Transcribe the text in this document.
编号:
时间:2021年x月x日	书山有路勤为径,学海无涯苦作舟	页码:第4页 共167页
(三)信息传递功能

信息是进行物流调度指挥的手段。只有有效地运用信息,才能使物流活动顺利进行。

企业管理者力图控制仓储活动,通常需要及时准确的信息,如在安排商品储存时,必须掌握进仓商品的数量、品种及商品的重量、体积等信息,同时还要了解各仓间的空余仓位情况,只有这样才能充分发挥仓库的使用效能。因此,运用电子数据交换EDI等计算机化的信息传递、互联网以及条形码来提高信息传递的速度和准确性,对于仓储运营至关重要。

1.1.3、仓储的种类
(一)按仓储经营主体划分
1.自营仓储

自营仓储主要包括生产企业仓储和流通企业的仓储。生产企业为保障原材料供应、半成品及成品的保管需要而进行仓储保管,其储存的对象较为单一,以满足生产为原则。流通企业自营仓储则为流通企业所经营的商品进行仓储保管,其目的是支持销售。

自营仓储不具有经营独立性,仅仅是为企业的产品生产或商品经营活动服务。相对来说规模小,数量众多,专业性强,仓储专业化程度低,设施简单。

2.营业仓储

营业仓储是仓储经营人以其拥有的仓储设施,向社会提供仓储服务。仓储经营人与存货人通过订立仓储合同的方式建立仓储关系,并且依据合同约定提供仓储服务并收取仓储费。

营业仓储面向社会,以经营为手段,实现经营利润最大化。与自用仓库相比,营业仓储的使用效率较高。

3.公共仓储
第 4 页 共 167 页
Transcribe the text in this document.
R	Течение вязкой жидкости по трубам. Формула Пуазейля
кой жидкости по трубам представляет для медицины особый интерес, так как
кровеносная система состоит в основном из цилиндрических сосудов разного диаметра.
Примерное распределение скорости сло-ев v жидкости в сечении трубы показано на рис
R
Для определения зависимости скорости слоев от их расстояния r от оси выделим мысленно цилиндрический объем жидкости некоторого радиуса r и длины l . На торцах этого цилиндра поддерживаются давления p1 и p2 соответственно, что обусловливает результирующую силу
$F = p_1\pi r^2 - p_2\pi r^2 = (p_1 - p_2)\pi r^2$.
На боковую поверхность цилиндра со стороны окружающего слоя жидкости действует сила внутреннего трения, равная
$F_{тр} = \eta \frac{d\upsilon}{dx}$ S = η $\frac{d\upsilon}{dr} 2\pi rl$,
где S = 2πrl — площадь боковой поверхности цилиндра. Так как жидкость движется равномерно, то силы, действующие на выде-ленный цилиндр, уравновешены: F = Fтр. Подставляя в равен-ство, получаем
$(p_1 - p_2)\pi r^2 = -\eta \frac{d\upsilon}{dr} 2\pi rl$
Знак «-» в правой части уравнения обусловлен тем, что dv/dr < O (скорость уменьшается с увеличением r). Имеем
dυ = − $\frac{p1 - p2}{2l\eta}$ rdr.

* _AIM OF THE EXERCISE_:
Which lines hold the word "жидкости"? Return all of them from the records above.

* _RESULT FOR THIS TASK_:
R	Течение вязкой жидкости по трубам. Формула Пуазейля
кой жидкости по трубам представляет для медицины особый интерес, так как
Примерное распределение скорости сло-ев v жидкости в сечении трубы показано на рис
Для определения зависимости скорости слоев от их расстояния r от оси выделим мысленно цилиндрический объем жидкости некоторого радиуса r и длины l . На торцах этого цилиндра поддерживаются давления p1 и p2 соответственно, что обусловливает результирующую силу
На боковую поверхность цилиндра со стороны окружающего слоя жидкости действует сила внутреннего трения, равная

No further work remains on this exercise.